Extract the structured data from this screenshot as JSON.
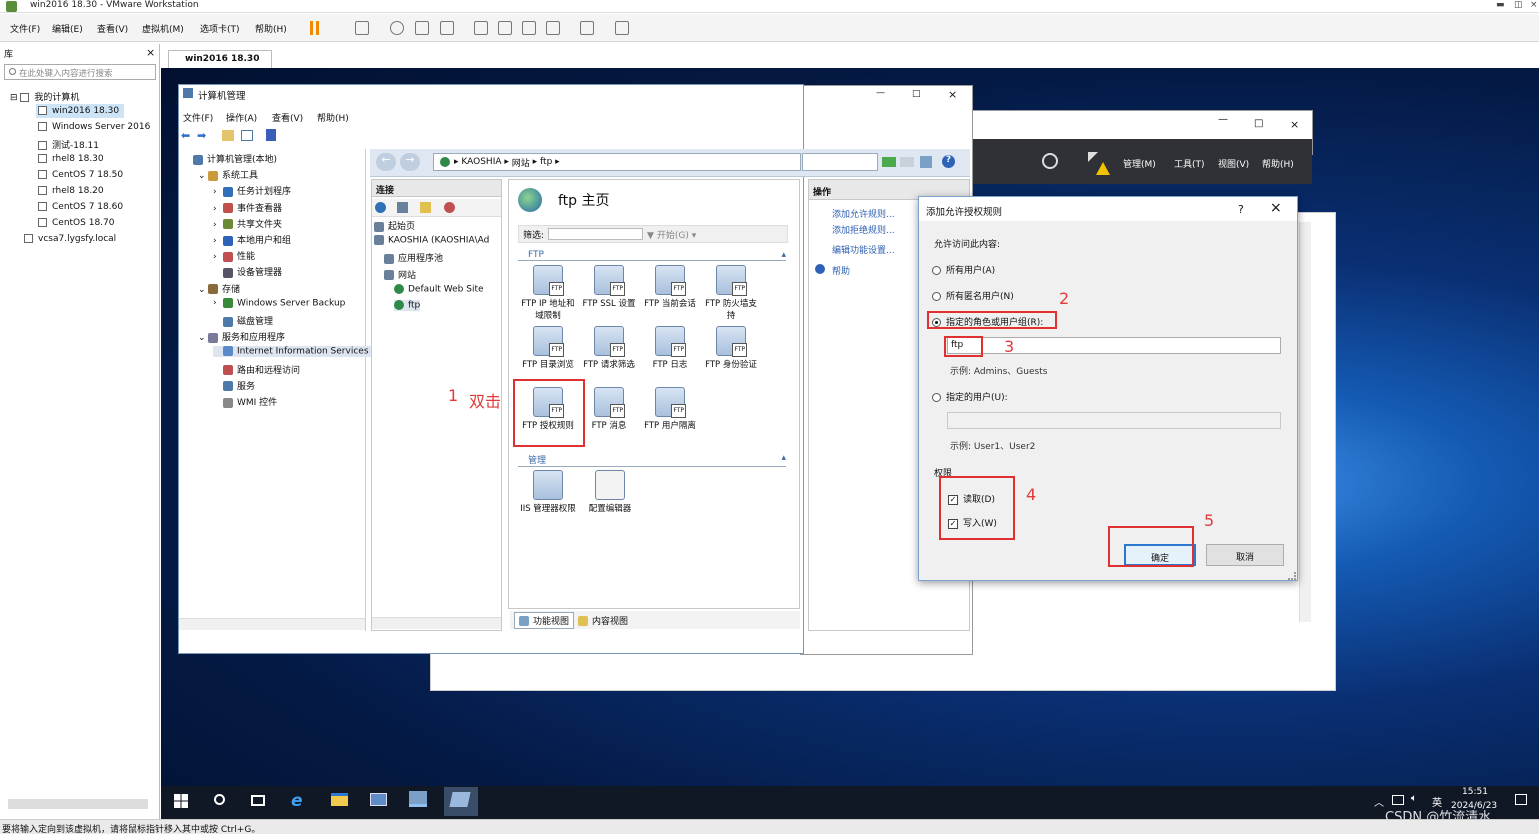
{
  "vmware": {
    "title": "win2016 18.30 - VMware Workstation",
    "menu": [
      "文件(F)",
      "编辑(E)",
      "查看(V)",
      "虚拟机(M)",
      "选项卡(T)",
      "帮助(H)"
    ],
    "library": {
      "header": "库",
      "close": "×",
      "search_placeholder": "在此处键入内容进行搜索",
      "root": "我的计算机",
      "items": [
        "win2016 18.30",
        "Windows Server 2016",
        "测试-18.11",
        "rhel8 18.30",
        "CentOS 7  18.50",
        "rhel8 18.20",
        "CentOS 7 18.60",
        "CentOS 18.70"
      ],
      "extra": "vcsa7.lygsfy.local"
    },
    "tab": "win2016 18.30",
    "status": "要将输入定向到该虚拟机，请将鼠标指针移入其中或按 Ctrl+G。"
  },
  "cm": {
    "title": "计算机管理",
    "menu": [
      "文件(F)",
      "操作(A)",
      "查看(V)",
      "帮助(H)"
    ],
    "tree": [
      {
        "t": "计算机管理(本地)",
        "l": 0
      },
      {
        "t": "系统工具",
        "l": 1
      },
      {
        "t": "任务计划程序",
        "l": 2
      },
      {
        "t": "事件查看器",
        "l": 2
      },
      {
        "t": "共享文件夹",
        "l": 2
      },
      {
        "t": "本地用户和组",
        "l": 2
      },
      {
        "t": "性能",
        "l": 2
      },
      {
        "t": "设备管理器",
        "l": 2
      },
      {
        "t": "存储",
        "l": 1
      },
      {
        "t": "Windows Server Backup",
        "l": 2
      },
      {
        "t": "磁盘管理",
        "l": 2
      },
      {
        "t": "服务和应用程序",
        "l": 1
      },
      {
        "t": "Internet Information Services",
        "l": 2
      },
      {
        "t": "路由和远程访问",
        "l": 2
      },
      {
        "t": "服务",
        "l": 2
      },
      {
        "t": "WMI 控件",
        "l": 2
      }
    ]
  },
  "iis": {
    "breadcrumb": [
      "KAOSHIA",
      "网站",
      "ftp"
    ],
    "conn_header": "连接",
    "conn_tree": [
      {
        "t": "起始页",
        "l": 0
      },
      {
        "t": "KAOSHIA (KAOSHIA\\Ad",
        "l": 0
      },
      {
        "t": "应用程序池",
        "l": 1
      },
      {
        "t": "网站",
        "l": 1
      },
      {
        "t": "Default Web Site",
        "l": 2
      },
      {
        "t": "ftp",
        "l": 2
      }
    ],
    "home_title": "ftp 主页",
    "filter_label": "筛选:",
    "start_label": "开始(G)",
    "group_ftp": "FTP",
    "group_manage": "管理",
    "features": [
      "FTP IP 地址和域限制",
      "FTP SSL 设置",
      "FTP 当前会话",
      "FTP 防火墙支持",
      "FTP 目录浏览",
      "FTP 请求筛选",
      "FTP 日志",
      "FTP 身份验证",
      "FTP 授权规则",
      "FTP 消息",
      "FTP 用户隔离"
    ],
    "manage_features": [
      "IIS 管理器权限",
      "配置编辑器"
    ],
    "view_tabs": [
      "功能视图",
      "内容视图"
    ],
    "actions_header": "操作",
    "actions": [
      "添加允许规则...",
      "添加拒绝规则...",
      "编辑功能设置..."
    ],
    "help": "帮助"
  },
  "server_mgr": {
    "menu": [
      "管理(M)",
      "工具(T)",
      "视图(V)",
      "帮助(H)"
    ]
  },
  "dialog": {
    "title": "添加允许授权规则",
    "question": "?",
    "allow_label": "允许访问此内容:",
    "opt_all": "所有用户(A)",
    "opt_anon": "所有匿名用户(N)",
    "opt_roles": "指定的角色或用户组(R):",
    "roles_value": "ftp",
    "roles_example": "示例: Admins、Guests",
    "opt_users": "指定的用户(U):",
    "users_example": "示例: User1、User2",
    "perm_label": "权限",
    "read": "读取(D)",
    "write": "写入(W)",
    "ok": "确定",
    "cancel": "取消"
  },
  "annotations": {
    "n1": "1",
    "dbl": "双击",
    "n2": "2",
    "n3": "3",
    "n4": "4",
    "n5": "5"
  },
  "taskbar": {
    "time": "15:51",
    "date": "2024/6/23",
    "lang": "英"
  },
  "watermark": "CSDN @竹流清水"
}
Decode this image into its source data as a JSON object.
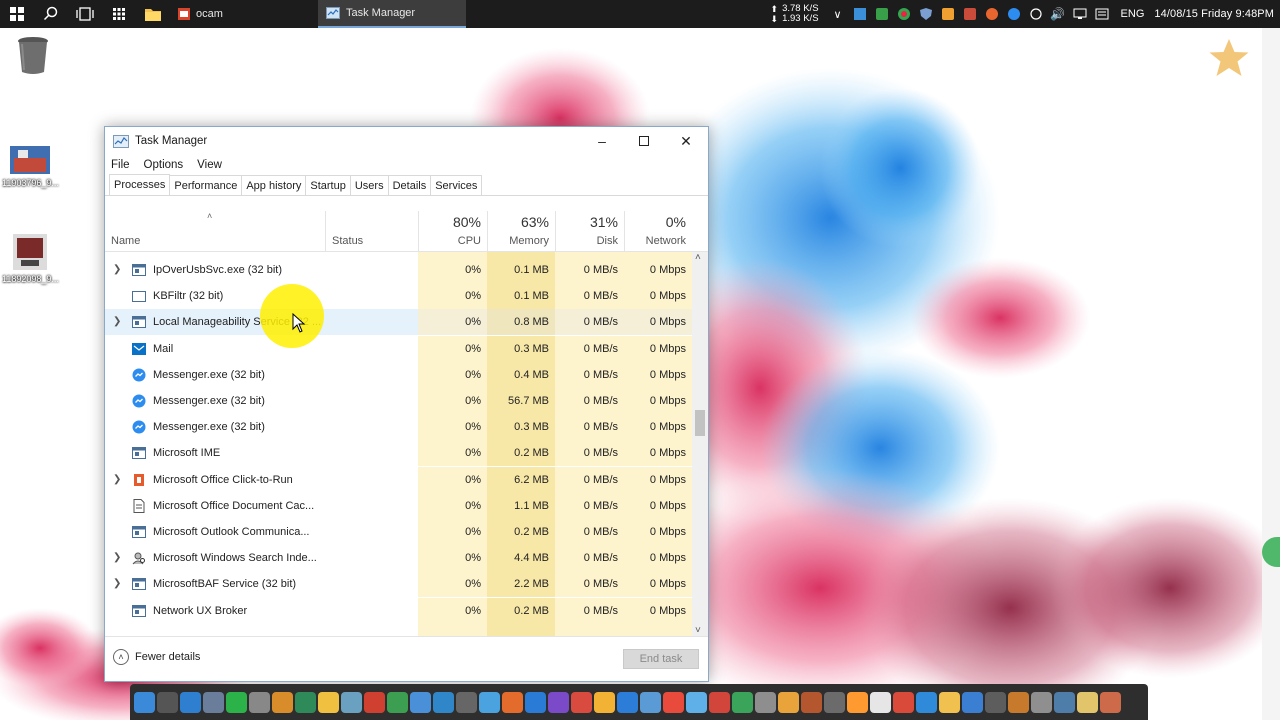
{
  "taskbar": {
    "apps": [
      {
        "label": "ocam"
      },
      {
        "label": "Task Manager"
      }
    ],
    "net_up": "3.78 K/S",
    "net_down": "1.93 K/S",
    "language": "ENG",
    "clock": "14/08/15  Friday  9:48PM"
  },
  "desktop": {
    "icons": [
      {
        "label": "11903796_9..."
      },
      {
        "label": "11892098_9..."
      }
    ]
  },
  "window": {
    "title": "Task Manager",
    "menu": [
      "File",
      "Options",
      "View"
    ],
    "tabs": [
      "Processes",
      "Performance",
      "App history",
      "Startup",
      "Users",
      "Details",
      "Services"
    ],
    "active_tab": "Processes",
    "columns": {
      "name": "Name",
      "status": "Status",
      "cpu": {
        "pct": "80%",
        "label": "CPU"
      },
      "memory": {
        "pct": "63%",
        "label": "Memory"
      },
      "disk": {
        "pct": "31%",
        "label": "Disk"
      },
      "network": {
        "pct": "0%",
        "label": "Network"
      }
    },
    "processes": [
      {
        "name": "IpOverUsbSvc.exe (32 bit)",
        "expandable": true,
        "icon": "service-icon",
        "cpu": "0%",
        "memory": "0.1 MB",
        "disk": "0 MB/s",
        "network": "0 Mbps"
      },
      {
        "name": "KBFiltr (32 bit)",
        "expandable": false,
        "icon": "window-icon",
        "cpu": "0%",
        "memory": "0.1 MB",
        "disk": "0 MB/s",
        "network": "0 Mbps"
      },
      {
        "name": "Local Manageability Service (32 ...",
        "expandable": true,
        "icon": "service-icon",
        "cpu": "0%",
        "memory": "0.8 MB",
        "disk": "0 MB/s",
        "network": "0 Mbps"
      },
      {
        "name": "Mail",
        "expandable": false,
        "icon": "mail-icon",
        "cpu": "0%",
        "memory": "0.3 MB",
        "disk": "0 MB/s",
        "network": "0 Mbps"
      },
      {
        "name": "Messenger.exe (32 bit)",
        "expandable": false,
        "icon": "messenger-icon",
        "cpu": "0%",
        "memory": "0.4 MB",
        "disk": "0 MB/s",
        "network": "0 Mbps"
      },
      {
        "name": "Messenger.exe (32 bit)",
        "expandable": false,
        "icon": "messenger-icon",
        "cpu": "0%",
        "memory": "56.7 MB",
        "disk": "0 MB/s",
        "network": "0 Mbps"
      },
      {
        "name": "Messenger.exe (32 bit)",
        "expandable": false,
        "icon": "messenger-icon",
        "cpu": "0%",
        "memory": "0.3 MB",
        "disk": "0 MB/s",
        "network": "0 Mbps"
      },
      {
        "name": "Microsoft IME",
        "expandable": false,
        "icon": "service-icon",
        "cpu": "0%",
        "memory": "0.2 MB",
        "disk": "0 MB/s",
        "network": "0 Mbps"
      },
      {
        "name": "Microsoft Office Click-to-Run",
        "expandable": true,
        "icon": "office-icon",
        "cpu": "0%",
        "memory": "6.2 MB",
        "disk": "0 MB/s",
        "network": "0 Mbps"
      },
      {
        "name": "Microsoft Office Document Cac...",
        "expandable": false,
        "icon": "document-icon",
        "cpu": "0%",
        "memory": "1.1 MB",
        "disk": "0 MB/s",
        "network": "0 Mbps"
      },
      {
        "name": "Microsoft Outlook Communica...",
        "expandable": false,
        "icon": "service-icon",
        "cpu": "0%",
        "memory": "0.2 MB",
        "disk": "0 MB/s",
        "network": "0 Mbps"
      },
      {
        "name": "Microsoft Windows Search Inde...",
        "expandable": true,
        "icon": "search-user-icon",
        "cpu": "0%",
        "memory": "4.4 MB",
        "disk": "0 MB/s",
        "network": "0 Mbps"
      },
      {
        "name": "MicrosoftBAF Service (32 bit)",
        "expandable": true,
        "icon": "service-icon",
        "cpu": "0%",
        "memory": "2.2 MB",
        "disk": "0 MB/s",
        "network": "0 Mbps"
      },
      {
        "name": "Network UX Broker",
        "expandable": false,
        "icon": "service-icon",
        "cpu": "0%",
        "memory": "0.2 MB",
        "disk": "0 MB/s",
        "network": "0 Mbps"
      }
    ],
    "footer": {
      "fewer_details": "Fewer details",
      "end_task": "End task"
    }
  },
  "colors": {
    "accent": "#7aa7d9",
    "cpu_bg": "#fdf3cc",
    "memory_bg": "#f8e8a8",
    "highlight_row": "#e5f1fb",
    "cursor_highlight": "#fff000"
  }
}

───

# [Task details]
Scan the material line by line and report each one that contains "this".

# [Task response]
Extract the structured data from this screenshot as JSON.
Decode this image into its source data as a JSON object.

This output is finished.